Material for this exercise -
★ ★ ★ ★ ★

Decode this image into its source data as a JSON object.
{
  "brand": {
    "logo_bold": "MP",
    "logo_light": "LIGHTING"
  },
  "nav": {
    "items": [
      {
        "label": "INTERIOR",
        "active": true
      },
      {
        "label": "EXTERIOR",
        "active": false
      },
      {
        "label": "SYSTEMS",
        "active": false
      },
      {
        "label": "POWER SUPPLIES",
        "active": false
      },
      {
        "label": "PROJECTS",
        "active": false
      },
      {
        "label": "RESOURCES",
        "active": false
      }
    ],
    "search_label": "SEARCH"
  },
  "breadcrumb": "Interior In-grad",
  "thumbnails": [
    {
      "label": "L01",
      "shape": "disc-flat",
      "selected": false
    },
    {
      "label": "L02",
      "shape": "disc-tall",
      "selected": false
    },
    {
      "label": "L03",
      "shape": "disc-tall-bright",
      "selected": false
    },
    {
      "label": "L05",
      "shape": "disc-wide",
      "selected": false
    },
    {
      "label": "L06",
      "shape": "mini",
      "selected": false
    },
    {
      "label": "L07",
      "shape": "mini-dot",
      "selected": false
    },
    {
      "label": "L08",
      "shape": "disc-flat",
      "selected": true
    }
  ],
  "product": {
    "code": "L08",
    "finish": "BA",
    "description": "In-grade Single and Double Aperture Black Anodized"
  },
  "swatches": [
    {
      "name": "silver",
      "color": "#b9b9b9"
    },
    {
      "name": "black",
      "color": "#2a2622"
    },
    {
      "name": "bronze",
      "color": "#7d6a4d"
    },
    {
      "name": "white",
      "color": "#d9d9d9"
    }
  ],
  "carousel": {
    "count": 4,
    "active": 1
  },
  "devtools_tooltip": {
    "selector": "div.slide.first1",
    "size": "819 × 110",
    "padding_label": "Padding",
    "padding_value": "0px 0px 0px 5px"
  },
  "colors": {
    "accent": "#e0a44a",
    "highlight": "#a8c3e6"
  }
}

★ ★ ★ ★ ★

Exercise goal - Copy out all lines that carry the word "shape".

Task result -
      "shape": "disc-flat",
      "shape": "disc-tall",
      "shape": "disc-tall-bright",
      "shape": "disc-wide",
      "shape": "mini",
      "shape": "mini-dot",
      "shape": "disc-flat",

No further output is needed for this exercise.